Exercise task:
Present every line in which the string "down" appears.

Raw records:
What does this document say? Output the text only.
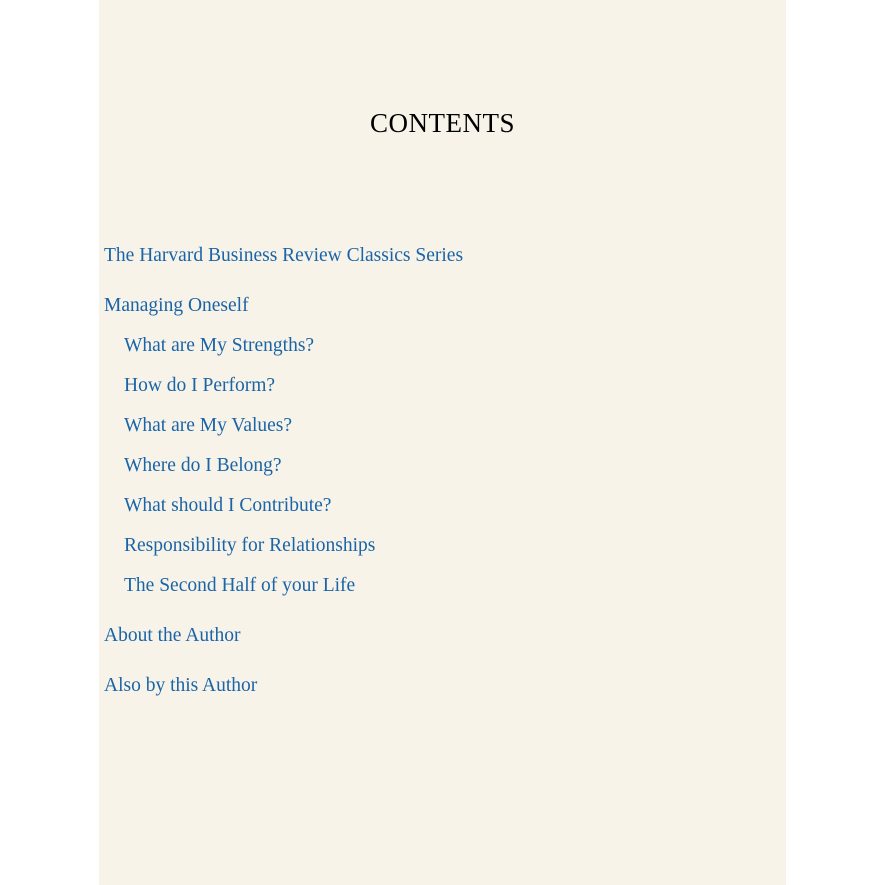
CONTENTS
The Harvard Business Review Classics Series
Managing Oneself
What are My Strengths?
How do I Perform?
What are My Values?
Where do I Belong?
What should I Contribute?
Responsibility for Relationships
The Second Half of your Life
About the Author
Also by this Author
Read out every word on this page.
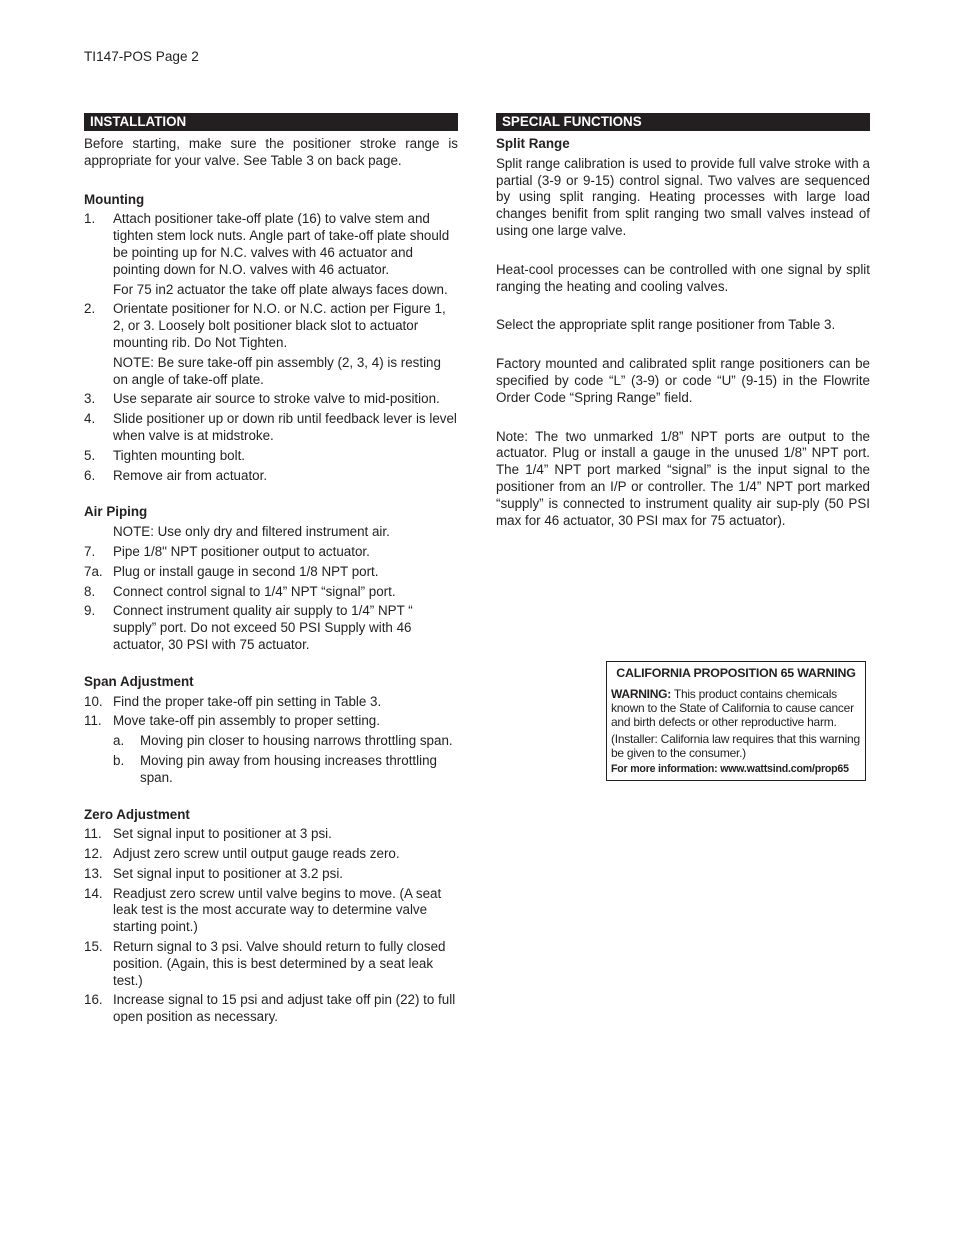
TI147-POS Page 2
INSTALLATION

Before starting, make sure the positioner stroke range is appropriate for your valve. See Table 3 on back page.

Mounting
1.	Attach positioner take-off plate (16) to valve stem and tighten stem lock nuts. Angle part of take-off plate should be pointing up for N.C. valves with 46 actuator and pointing down for N.O. valves with 46 actuator.
For 75 in2 actuator the take off plate always faces down.
2.	Orientate positioner for N.O. or N.C. action per Figure 1, 2, or 3. Loosely bolt positioner black slot to actuator mounting rib. Do Not Tighten.
NOTE: Be sure take-off pin assembly (2, 3, 4) is resting on angle of take-off plate.
3.	Use separate air source to stroke valve to mid-position.
4.	Slide positioner up or down rib until feedback lever is level when valve is at midstroke.
5.	Tighten mounting bolt.
6.	Remove air from actuator.
Air Piping
NOTE: Use only dry and filtered instrument air.
7.	Pipe 1/8" NPT positioner output to actuator.
7a. Plug or install gauge in second 1/8 NPT port.
8.	Connect control signal to 1/4” NPT “signal” port.
9.	Connect instrument quality air supply to 1/4” NPT “ supply” port. Do not exceed 50 PSI Supply with 46 actuator, 30 PSI with 75 actuator.
Span Adjustment
10. Find the proper take-off pin setting in Table 3.
11. Move take-off pin assembly to proper setting.
a.	Moving pin closer to housing narrows throttling span.
b.	Moving pin away from housing increases throttling span.
Zero Adjustment
11. Set signal input to positioner at 3 psi.
12. Adjust zero screw until output gauge reads zero.
13. Set signal input to positioner at 3.2 psi.
14. Readjust zero screw until valve begins to move. (A seat leak test is the most accurate way to determine valve starting point.)
15. Return signal to 3 psi. Valve should return to fully closed position. (Again, this is best determined by a seat leak test.)
16. Increase signal to 15 psi and adjust take off pin (22) to full open position as necessary.
SPECIAL FUNCTIONS
Split Range

Split range calibration is used to provide full valve stroke with a partial (3-9 or 9-15) control signal. Two valves are sequenced by using split ranging. Heating processes with large load changes benifit from split ranging two small valves instead of using one large valve.

Heat-cool processes can be controlled with one signal by split ranging the heating and cooling valves.

Select the appropriate split range positioner from Table 3.

Factory mounted and calibrated split range positioners can be specified by code “L” (3-9) or code “U” (9-15) in the Flowrite Order Code “Spring Range” field.

Note: The two unmarked 1/8” NPT ports are output to the actuator. Plug or install a gauge in the unused 1/8” NPT port. The 1/4” NPT port marked “signal” is the input signal to the positioner from an I/P or controller. The 1/4” NPT port marked “supply” is connected to instrument quality air sup-ply (50 PSI max for 46 actuator, 30 PSI max for 75 actuator).

CALIFORNIA PROPOSITION 65 WARNING
WARNING: This product contains chemicals known to the State of California to cause cancer and birth defects or other reproductive harm.
(Installer: California law requires that this warning be given to the consumer.)
For more information: www.wattsind.com/prop65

Correct result:
1.	Attach positioner take-off plate (16) to valve stem and tighten stem lock nuts. Angle part of take-off plate should be pointing up for N.C. valves with 46 actuator and pointing down for N.O. valves with 46 actuator.
For 75 in2 actuator the take off plate always faces down.
4.	Slide positioner up or down rib until feedback lever is level when valve is at midstroke.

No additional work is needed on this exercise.